- Set exercise
Give the records back in full, exactly as they read.

Stored items from a collection
○ ○ ○

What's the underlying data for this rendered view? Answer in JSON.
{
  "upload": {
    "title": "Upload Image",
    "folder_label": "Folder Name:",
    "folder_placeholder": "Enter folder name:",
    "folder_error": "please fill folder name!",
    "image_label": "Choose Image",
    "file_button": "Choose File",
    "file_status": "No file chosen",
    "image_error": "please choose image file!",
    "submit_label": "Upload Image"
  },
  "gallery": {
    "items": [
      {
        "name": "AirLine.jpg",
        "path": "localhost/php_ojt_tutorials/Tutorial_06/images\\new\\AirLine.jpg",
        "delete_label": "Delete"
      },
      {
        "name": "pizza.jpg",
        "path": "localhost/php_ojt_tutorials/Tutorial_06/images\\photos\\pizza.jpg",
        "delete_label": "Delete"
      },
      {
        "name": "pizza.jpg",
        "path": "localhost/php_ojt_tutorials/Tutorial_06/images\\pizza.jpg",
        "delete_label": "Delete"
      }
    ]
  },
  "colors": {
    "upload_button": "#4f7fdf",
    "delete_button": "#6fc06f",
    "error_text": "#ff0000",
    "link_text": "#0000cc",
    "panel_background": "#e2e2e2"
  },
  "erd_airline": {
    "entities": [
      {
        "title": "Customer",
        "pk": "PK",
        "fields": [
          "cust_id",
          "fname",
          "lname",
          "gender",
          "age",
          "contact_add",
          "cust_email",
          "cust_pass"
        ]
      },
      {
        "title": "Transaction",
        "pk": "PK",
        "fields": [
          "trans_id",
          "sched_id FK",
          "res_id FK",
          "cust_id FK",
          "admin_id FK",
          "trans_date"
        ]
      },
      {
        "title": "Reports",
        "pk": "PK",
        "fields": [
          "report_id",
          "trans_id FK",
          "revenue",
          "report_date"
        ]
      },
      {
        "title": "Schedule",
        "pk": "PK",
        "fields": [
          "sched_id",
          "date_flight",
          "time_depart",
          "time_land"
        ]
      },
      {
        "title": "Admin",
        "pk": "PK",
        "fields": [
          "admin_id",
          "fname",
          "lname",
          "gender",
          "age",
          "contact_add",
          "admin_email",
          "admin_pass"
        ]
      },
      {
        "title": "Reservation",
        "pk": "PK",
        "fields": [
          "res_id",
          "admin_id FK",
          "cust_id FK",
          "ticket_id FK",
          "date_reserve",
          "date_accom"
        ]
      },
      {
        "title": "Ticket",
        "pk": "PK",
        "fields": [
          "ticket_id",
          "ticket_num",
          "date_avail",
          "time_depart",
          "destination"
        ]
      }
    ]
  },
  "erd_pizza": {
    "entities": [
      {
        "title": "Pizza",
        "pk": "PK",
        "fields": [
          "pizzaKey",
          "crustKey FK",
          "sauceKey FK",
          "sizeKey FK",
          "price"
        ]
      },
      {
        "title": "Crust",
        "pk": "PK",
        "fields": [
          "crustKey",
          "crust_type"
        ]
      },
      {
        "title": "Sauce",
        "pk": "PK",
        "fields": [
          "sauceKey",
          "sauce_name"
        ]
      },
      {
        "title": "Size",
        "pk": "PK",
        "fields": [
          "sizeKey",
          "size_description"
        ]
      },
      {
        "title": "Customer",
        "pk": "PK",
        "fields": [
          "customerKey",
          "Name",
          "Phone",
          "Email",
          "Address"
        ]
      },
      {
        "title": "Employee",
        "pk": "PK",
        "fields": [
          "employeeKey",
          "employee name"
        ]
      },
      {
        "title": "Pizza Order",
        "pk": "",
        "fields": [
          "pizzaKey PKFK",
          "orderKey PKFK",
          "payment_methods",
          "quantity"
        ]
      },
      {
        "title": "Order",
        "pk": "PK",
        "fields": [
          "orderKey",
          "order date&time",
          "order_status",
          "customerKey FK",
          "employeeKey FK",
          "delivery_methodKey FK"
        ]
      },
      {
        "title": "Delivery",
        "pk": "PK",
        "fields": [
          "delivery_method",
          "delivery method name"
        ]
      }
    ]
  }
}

○ ○ ○

- Result of this task
What's the underlying data for this rendered view? Answer in JSON.
{
  "upload": {
    "title": "Upload Image",
    "folder_label": "Folder Name:",
    "folder_placeholder": "Enter folder name:",
    "folder_error": "please fill folder name!",
    "image_label": "Choose Image",
    "file_button": "Choose File",
    "file_status": "No file chosen",
    "image_error": "please choose image file!",
    "submit_label": "Upload Image"
  },
  "gallery": {
    "items": [
      {
        "name": "AirLine.jpg",
        "path": "localhost/php_ojt_tutorials/Tutorial_06/images\\new\\AirLine.jpg",
        "delete_label": "Delete"
      },
      {
        "name": "pizza.jpg",
        "path": "localhost/php_ojt_tutorials/Tutorial_06/images\\photos\\pizza.jpg",
        "delete_label": "Delete"
      },
      {
        "name": "pizza.jpg",
        "path": "localhost/php_ojt_tutorials/Tutorial_06/images\\pizza.jpg",
        "delete_label": "Delete"
      }
    ]
  },
  "colors": {
    "upload_button": "#4f7fdf",
    "delete_button": "#6fc06f",
    "error_text": "#ff0000",
    "link_text": "#0000cc",
    "panel_background": "#e2e2e2"
  },
  "erd_airline": {
    "entities": [
      {
        "title": "Customer",
        "pk": "PK",
        "fields": [
          "cust_id",
          "fname",
          "lname",
          "gender",
          "age",
          "contact_add",
          "cust_email",
          "cust_pass"
        ]
      },
      {
        "title": "Transaction",
        "pk": "PK",
        "fields": [
          "trans_id",
          "sched_id FK",
          "res_id FK",
          "cust_id FK",
          "admin_id FK",
          "trans_date"
        ]
      },
      {
        "title": "Reports",
        "pk": "PK",
        "fields": [
          "report_id",
          "trans_id FK",
          "revenue",
          "report_date"
        ]
      },
      {
        "title": "Schedule",
        "pk": "PK",
        "fields": [
          "sched_id",
          "date_flight",
          "time_depart",
          "time_land"
        ]
      },
      {
        "title": "Admin",
        "pk": "PK",
        "fields": [
          "admin_id",
          "fname",
          "lname",
          "gender",
          "age",
          "contact_add",
          "admin_email",
          "admin_pass"
        ]
      },
      {
        "title": "Reservation",
        "pk": "PK",
        "fields": [
          "res_id",
          "admin_id FK",
          "cust_id FK",
          "ticket_id FK",
          "date_reserve",
          "date_accom"
        ]
      },
      {
        "title": "Ticket",
        "pk": "PK",
        "fields": [
          "ticket_id",
          "ticket_num",
          "date_avail",
          "time_depart",
          "destination"
        ]
      }
    ]
  },
  "erd_pizza": {
    "entities": [
      {
        "title": "Pizza",
        "pk": "PK",
        "fields": [
          "pizzaKey",
          "crustKey FK",
          "sauceKey FK",
          "sizeKey FK",
          "price"
        ]
      },
      {
        "title": "Crust",
        "pk": "PK",
        "fields": [
          "crustKey",
          "crust_type"
        ]
      },
      {
        "title": "Sauce",
        "pk": "PK",
        "fields": [
          "sauceKey",
          "sauce_name"
        ]
      },
      {
        "title": "Size",
        "pk": "PK",
        "fields": [
          "sizeKey",
          "size_description"
        ]
      },
      {
        "title": "Customer",
        "pk": "PK",
        "fields": [
          "customerKey",
          "Name",
          "Phone",
          "Email",
          "Address"
        ]
      },
      {
        "title": "Employee",
        "pk": "PK",
        "fields": [
          "employeeKey",
          "employee name"
        ]
      },
      {
        "title": "Pizza Order",
        "pk": "",
        "fields": [
          "pizzaKey PKFK",
          "orderKey PKFK",
          "payment_methods",
          "quantity"
        ]
      },
      {
        "title": "Order",
        "pk": "PK",
        "fields": [
          "orderKey",
          "order date&time",
          "order_status",
          "customerKey FK",
          "employeeKey FK",
          "delivery_methodKey FK"
        ]
      },
      {
        "title": "Delivery",
        "pk": "PK",
        "fields": [
          "delivery_method",
          "delivery method name"
        ]
      }
    ]
  }
}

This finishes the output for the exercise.